=== Objective ===
Scan the records below. List lines holding "minimum".

=== Supplied entries ===
*-*-*

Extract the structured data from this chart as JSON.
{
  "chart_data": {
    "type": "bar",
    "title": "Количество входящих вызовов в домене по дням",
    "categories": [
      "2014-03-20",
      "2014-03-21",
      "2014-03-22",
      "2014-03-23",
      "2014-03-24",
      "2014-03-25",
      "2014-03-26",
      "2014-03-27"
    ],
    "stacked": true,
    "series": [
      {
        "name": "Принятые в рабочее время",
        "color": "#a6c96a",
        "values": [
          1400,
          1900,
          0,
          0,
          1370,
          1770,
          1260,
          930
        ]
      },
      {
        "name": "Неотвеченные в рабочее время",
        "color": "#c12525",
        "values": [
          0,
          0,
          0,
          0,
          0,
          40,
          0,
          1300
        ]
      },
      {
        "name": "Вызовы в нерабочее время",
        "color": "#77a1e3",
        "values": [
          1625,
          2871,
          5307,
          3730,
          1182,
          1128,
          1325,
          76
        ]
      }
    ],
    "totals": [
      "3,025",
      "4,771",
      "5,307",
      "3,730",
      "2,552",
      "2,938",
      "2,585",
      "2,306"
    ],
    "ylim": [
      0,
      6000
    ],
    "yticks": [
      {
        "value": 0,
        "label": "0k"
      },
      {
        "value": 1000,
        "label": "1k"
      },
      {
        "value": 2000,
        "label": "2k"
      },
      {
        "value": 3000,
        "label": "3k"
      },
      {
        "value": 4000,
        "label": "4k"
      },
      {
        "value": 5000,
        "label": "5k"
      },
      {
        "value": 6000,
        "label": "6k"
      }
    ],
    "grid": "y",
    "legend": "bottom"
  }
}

*-*-*

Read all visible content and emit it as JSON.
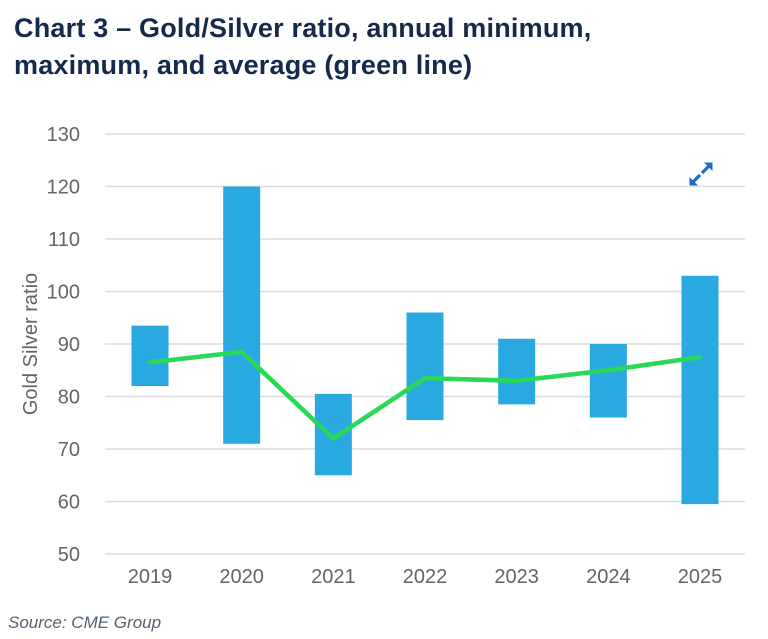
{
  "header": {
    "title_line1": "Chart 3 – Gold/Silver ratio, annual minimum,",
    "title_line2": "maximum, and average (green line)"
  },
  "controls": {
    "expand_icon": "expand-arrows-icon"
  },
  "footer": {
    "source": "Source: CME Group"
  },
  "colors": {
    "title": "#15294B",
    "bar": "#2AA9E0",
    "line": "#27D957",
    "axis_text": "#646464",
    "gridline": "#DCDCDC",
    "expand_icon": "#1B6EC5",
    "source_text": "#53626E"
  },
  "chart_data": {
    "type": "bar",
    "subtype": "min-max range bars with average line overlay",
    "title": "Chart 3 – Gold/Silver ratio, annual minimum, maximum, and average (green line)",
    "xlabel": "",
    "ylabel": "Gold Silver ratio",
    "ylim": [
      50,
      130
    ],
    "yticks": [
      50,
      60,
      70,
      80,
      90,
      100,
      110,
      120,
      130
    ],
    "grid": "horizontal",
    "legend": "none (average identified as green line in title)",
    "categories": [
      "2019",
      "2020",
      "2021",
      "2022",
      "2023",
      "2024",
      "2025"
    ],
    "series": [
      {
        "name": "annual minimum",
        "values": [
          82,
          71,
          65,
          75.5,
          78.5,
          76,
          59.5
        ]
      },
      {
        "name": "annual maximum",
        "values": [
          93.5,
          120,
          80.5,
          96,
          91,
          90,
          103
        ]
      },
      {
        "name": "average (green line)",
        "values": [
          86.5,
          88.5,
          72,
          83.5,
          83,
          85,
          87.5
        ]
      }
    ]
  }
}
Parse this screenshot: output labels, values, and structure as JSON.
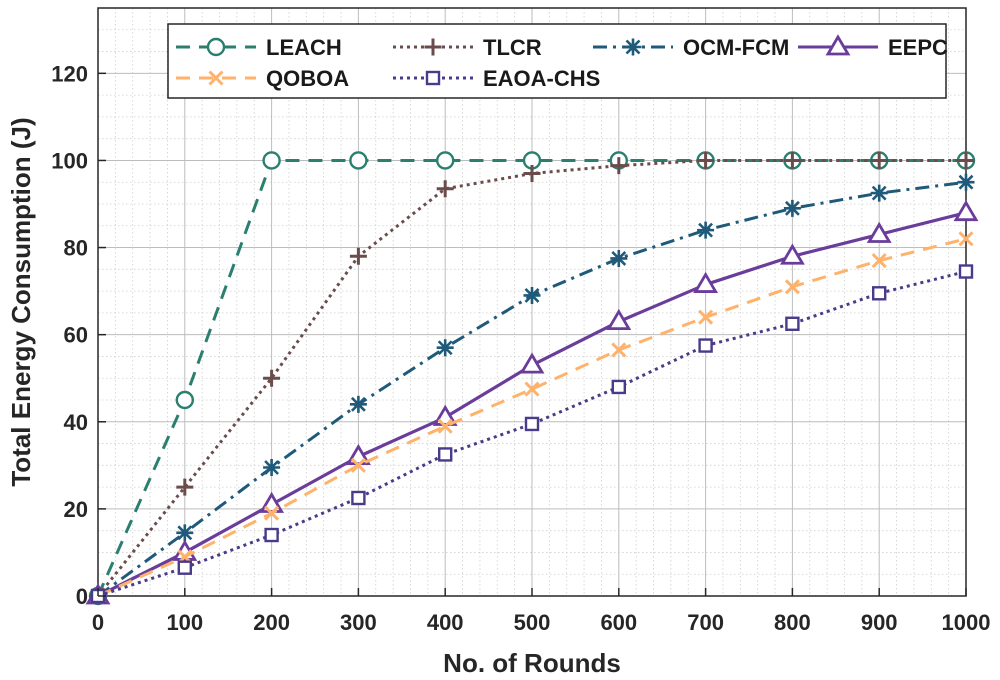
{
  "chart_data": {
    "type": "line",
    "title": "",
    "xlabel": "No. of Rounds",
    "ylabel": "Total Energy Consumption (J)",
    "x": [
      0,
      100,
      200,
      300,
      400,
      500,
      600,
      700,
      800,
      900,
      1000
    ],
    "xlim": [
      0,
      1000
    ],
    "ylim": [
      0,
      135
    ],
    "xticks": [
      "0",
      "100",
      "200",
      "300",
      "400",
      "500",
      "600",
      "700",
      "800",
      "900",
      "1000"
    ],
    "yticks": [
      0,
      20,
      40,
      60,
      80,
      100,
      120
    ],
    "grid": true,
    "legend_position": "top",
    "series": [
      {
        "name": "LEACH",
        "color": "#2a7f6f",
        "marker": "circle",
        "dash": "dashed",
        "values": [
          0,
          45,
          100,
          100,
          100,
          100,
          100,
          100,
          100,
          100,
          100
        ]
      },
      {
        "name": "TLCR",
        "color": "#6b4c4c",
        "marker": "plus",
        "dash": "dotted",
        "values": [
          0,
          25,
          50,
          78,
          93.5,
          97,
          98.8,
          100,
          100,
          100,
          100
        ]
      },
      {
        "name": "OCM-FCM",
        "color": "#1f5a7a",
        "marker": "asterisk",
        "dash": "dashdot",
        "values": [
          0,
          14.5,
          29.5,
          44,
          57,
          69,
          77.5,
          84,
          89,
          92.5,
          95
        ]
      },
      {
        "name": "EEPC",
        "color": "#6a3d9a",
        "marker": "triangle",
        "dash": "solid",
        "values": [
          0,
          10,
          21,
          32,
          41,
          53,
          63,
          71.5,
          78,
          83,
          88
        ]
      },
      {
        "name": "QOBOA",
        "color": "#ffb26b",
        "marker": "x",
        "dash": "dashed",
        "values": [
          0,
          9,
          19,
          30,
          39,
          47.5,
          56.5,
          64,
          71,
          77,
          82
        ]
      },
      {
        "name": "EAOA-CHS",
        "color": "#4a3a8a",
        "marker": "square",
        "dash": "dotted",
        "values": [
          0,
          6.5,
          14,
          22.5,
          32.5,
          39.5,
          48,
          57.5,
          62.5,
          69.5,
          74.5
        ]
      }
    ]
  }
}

*-*-*

=== Exercise answer ===
    "title_line1": "Chart 3 – Gold/Silver ratio, annual minimum,",
    "title": "Chart 3 – Gold/Silver ratio, annual minimum, maximum, and average (green line)",
        "name": "annual minimum",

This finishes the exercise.